# SET EXERCISE
Go through the entries and say how many lines contain the string "this". The number is the whole answer.

Figure record extracts
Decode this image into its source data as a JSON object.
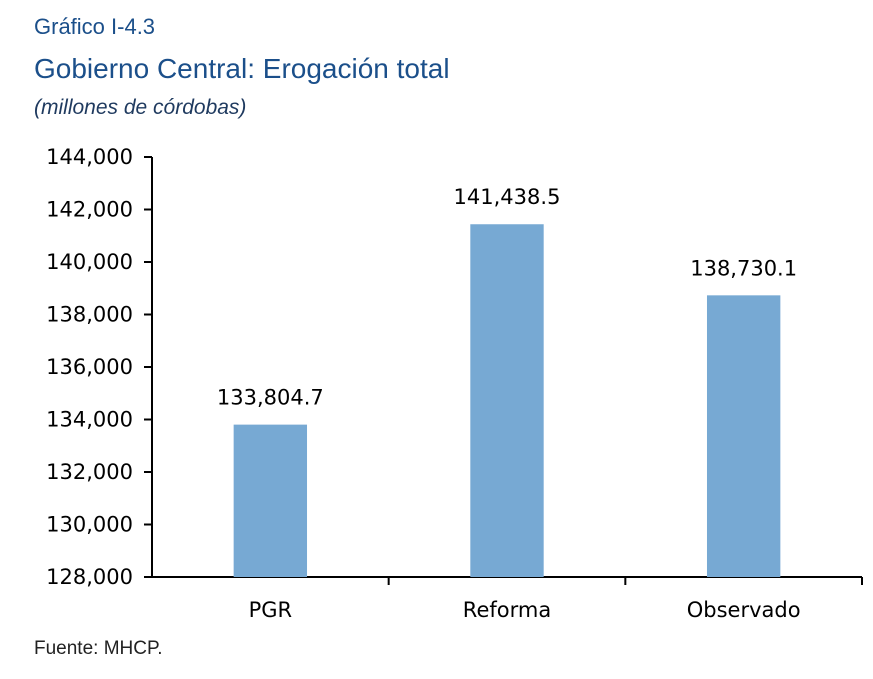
{
  "figure": {
    "number": "Gráfico I-4.3",
    "title": "Gobierno Central: Erogación total",
    "units": "(millones de córdobas)",
    "source": "Fuente: MHCP."
  },
  "colors": {
    "bar": "#77a9d3",
    "axis": "#000000",
    "title": "#1b4f8a"
  },
  "chart_data": {
    "type": "bar",
    "title": "Gobierno Central: Erogación total",
    "xlabel": "",
    "ylabel": "",
    "categories": [
      "PGR",
      "Reforma",
      "Observado"
    ],
    "values": [
      133804.7,
      141438.5,
      138730.1
    ],
    "data_labels": [
      "133,804.7",
      "141,438.5",
      "138,730.1"
    ],
    "ylim": [
      128000,
      144000
    ],
    "yticks": [
      128000,
      130000,
      132000,
      134000,
      136000,
      138000,
      140000,
      142000,
      144000
    ],
    "ytick_labels": [
      "128,000",
      "130,000",
      "132,000",
      "134,000",
      "136,000",
      "138,000",
      "140,000",
      "142,000",
      "144,000"
    ],
    "grid": false,
    "legend": "none"
  }
}
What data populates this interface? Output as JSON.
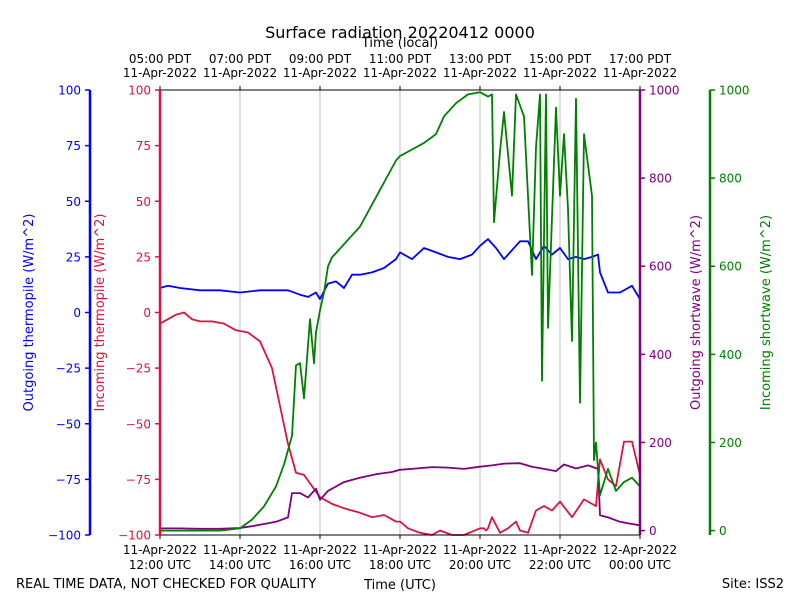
{
  "chart_data": {
    "type": "line",
    "title": "Surface radiation 20220412 0000",
    "top_axis_label": "Time (local)",
    "xlabel": "Time (UTC)",
    "footer_left": "REAL TIME DATA, NOT CHECKED FOR QUALITY",
    "footer_right": "Site: ISS2",
    "x_range_hours_utc": [
      12,
      24
    ],
    "x_ticks_utc": [
      {
        "h": 12,
        "l1": "11-Apr-2022",
        "l2": "12:00 UTC"
      },
      {
        "h": 14,
        "l1": "11-Apr-2022",
        "l2": "14:00 UTC"
      },
      {
        "h": 16,
        "l1": "11-Apr-2022",
        "l2": "16:00 UTC"
      },
      {
        "h": 18,
        "l1": "11-Apr-2022",
        "l2": "18:00 UTC"
      },
      {
        "h": 20,
        "l1": "11-Apr-2022",
        "l2": "20:00 UTC"
      },
      {
        "h": 22,
        "l1": "11-Apr-2022",
        "l2": "22:00 UTC"
      },
      {
        "h": 24,
        "l1": "12-Apr-2022",
        "l2": "00:00 UTC"
      }
    ],
    "x_ticks_local": [
      {
        "h": 12,
        "l1": "05:00 PDT",
        "l2": "11-Apr-2022"
      },
      {
        "h": 14,
        "l1": "07:00 PDT",
        "l2": "11-Apr-2022"
      },
      {
        "h": 16,
        "l1": "09:00 PDT",
        "l2": "11-Apr-2022"
      },
      {
        "h": 18,
        "l1": "11:00 PDT",
        "l2": "11-Apr-2022"
      },
      {
        "h": 20,
        "l1": "13:00 PDT",
        "l2": "11-Apr-2022"
      },
      {
        "h": 22,
        "l1": "15:00 PDT",
        "l2": "11-Apr-2022"
      },
      {
        "h": 24,
        "l1": "17:00 PDT",
        "l2": "11-Apr-2022"
      }
    ],
    "grid_x": true,
    "axes": [
      {
        "id": "out_thermo",
        "label": "Outgoing thermopile (W/m^2)",
        "color": "#0000ff",
        "ylim": [
          -100,
          100
        ],
        "ticks": [
          -100,
          -75,
          -50,
          -25,
          0,
          25,
          50,
          75,
          100
        ],
        "side": "left-outer"
      },
      {
        "id": "in_thermo",
        "label": "Incoming thermopile (W/m^2)",
        "color": "#dc143c",
        "ylim": [
          -100,
          100
        ],
        "ticks": [
          -100,
          -75,
          -50,
          -25,
          0,
          25,
          50,
          75,
          100
        ],
        "side": "left-inner"
      },
      {
        "id": "out_sw",
        "label": "Outgoing shortwave (W/m^2)",
        "color": "#800080",
        "ylim": [
          -10,
          1000
        ],
        "ticks": [
          0,
          200,
          400,
          600,
          800,
          1000
        ],
        "side": "right-inner"
      },
      {
        "id": "in_sw",
        "label": "Incoming shortwave (W/m^2)",
        "color": "#008000",
        "ylim": [
          -10,
          1000
        ],
        "ticks": [
          0,
          200,
          400,
          600,
          800,
          1000
        ],
        "side": "right-outer"
      }
    ],
    "series": [
      {
        "name": "Outgoing thermopile (W/m^2)",
        "axis": "out_thermo",
        "color": "#0000ff",
        "x": [
          12.0,
          12.2,
          12.5,
          13.0,
          13.5,
          14.0,
          14.5,
          15.0,
          15.2,
          15.5,
          15.7,
          15.9,
          16.0,
          16.2,
          16.4,
          16.6,
          16.8,
          17.0,
          17.3,
          17.6,
          17.9,
          18.0,
          18.3,
          18.6,
          18.9,
          19.2,
          19.5,
          19.8,
          20.0,
          20.2,
          20.4,
          20.6,
          20.8,
          21.0,
          21.2,
          21.4,
          21.6,
          21.8,
          22.0,
          22.2,
          22.4,
          22.6,
          22.8,
          22.95,
          23.0,
          23.2,
          23.5,
          23.8,
          24.0
        ],
        "values": [
          11,
          12,
          11,
          10,
          10,
          9,
          10,
          10,
          10,
          8,
          7,
          9,
          6,
          13,
          14,
          11,
          17,
          17,
          18,
          20,
          24,
          27,
          24,
          29,
          27,
          25,
          24,
          26,
          30,
          33,
          29,
          24,
          28,
          32,
          32,
          24,
          30,
          26,
          29,
          24,
          25,
          24,
          25,
          26,
          18,
          9,
          9,
          12,
          6
        ]
      },
      {
        "name": "Incoming thermopile (W/m^2)",
        "axis": "in_thermo",
        "color": "#dc143c",
        "x": [
          12.0,
          12.2,
          12.4,
          12.6,
          12.8,
          13.0,
          13.3,
          13.6,
          13.9,
          14.2,
          14.5,
          14.8,
          15.0,
          15.2,
          15.4,
          15.6,
          15.8,
          16.0,
          16.3,
          16.6,
          17.0,
          17.3,
          17.6,
          17.9,
          18.0,
          18.2,
          18.5,
          18.8,
          19.0,
          19.3,
          19.6,
          20.0,
          20.1,
          20.15,
          20.2,
          20.3,
          20.5,
          20.7,
          20.9,
          21.0,
          21.2,
          21.4,
          21.6,
          21.8,
          22.0,
          22.3,
          22.6,
          22.9,
          23.0,
          23.2,
          23.4,
          23.6,
          23.8,
          24.0
        ],
        "values": [
          -5,
          -3,
          -1,
          0,
          -3,
          -4,
          -4,
          -5,
          -8,
          -9,
          -13,
          -25,
          -42,
          -59,
          -72,
          -73,
          -78,
          -83,
          -86,
          -88,
          -90,
          -92,
          -91,
          -94,
          -94,
          -97,
          -99,
          -100,
          -98,
          -100,
          -100,
          -97,
          -97,
          -98,
          -97,
          -92,
          -99,
          -97,
          -94,
          -98,
          -99,
          -89,
          -87,
          -89,
          -85,
          -92,
          -84,
          -87,
          -66,
          -75,
          -78,
          -58,
          -58,
          -73
        ]
      },
      {
        "name": "Outgoing shortwave (W/m^2)",
        "axis": "out_sw",
        "color": "#800080",
        "x": [
          12.0,
          12.5,
          13.0,
          13.5,
          14.0,
          14.3,
          14.6,
          14.9,
          15.2,
          15.3,
          15.5,
          15.7,
          15.9,
          16.0,
          16.2,
          16.4,
          16.6,
          16.8,
          17.0,
          17.4,
          17.8,
          18.0,
          18.4,
          18.8,
          19.2,
          19.6,
          20.0,
          20.3,
          20.6,
          21.0,
          21.3,
          21.6,
          21.9,
          22.1,
          22.4,
          22.7,
          22.95,
          23.0,
          23.2,
          23.5,
          23.8,
          24.0
        ],
        "values": [
          5,
          5,
          4,
          4,
          6,
          10,
          15,
          20,
          30,
          85,
          85,
          75,
          95,
          70,
          90,
          100,
          110,
          115,
          120,
          128,
          133,
          138,
          141,
          144,
          143,
          140,
          145,
          148,
          152,
          153,
          145,
          140,
          135,
          150,
          141,
          148,
          140,
          35,
          30,
          20,
          15,
          12
        ]
      },
      {
        "name": "Incoming shortwave (W/m^2)",
        "axis": "in_sw",
        "color": "#008000",
        "x": [
          12.0,
          13.0,
          13.5,
          14.0,
          14.3,
          14.6,
          14.9,
          15.1,
          15.3,
          15.4,
          15.5,
          15.6,
          15.75,
          15.85,
          15.9,
          16.0,
          16.1,
          16.2,
          16.3,
          16.5,
          16.7,
          17.0,
          17.3,
          17.6,
          17.9,
          18.0,
          18.3,
          18.6,
          18.9,
          19.1,
          19.4,
          19.7,
          20.0,
          20.2,
          20.3,
          20.35,
          20.5,
          20.6,
          20.8,
          20.9,
          21.1,
          21.3,
          21.4,
          21.5,
          21.55,
          21.65,
          21.7,
          21.9,
          22.0,
          22.1,
          22.2,
          22.3,
          22.4,
          22.5,
          22.6,
          22.8,
          22.85,
          22.9,
          23.0,
          23.2,
          23.4,
          23.6,
          23.8,
          24.0
        ],
        "values": [
          0,
          0,
          0,
          5,
          25,
          55,
          100,
          150,
          215,
          375,
          380,
          300,
          480,
          380,
          450,
          500,
          540,
          600,
          620,
          640,
          660,
          690,
          740,
          790,
          840,
          850,
          865,
          880,
          900,
          940,
          970,
          990,
          995,
          985,
          990,
          700,
          860,
          950,
          760,
          990,
          940,
          580,
          870,
          990,
          340,
          990,
          460,
          960,
          760,
          900,
          730,
          430,
          980,
          290,
          900,
          760,
          160,
          200,
          80,
          140,
          90,
          110,
          120,
          100
        ]
      }
    ]
  }
}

# WRITTEN ANSWER
2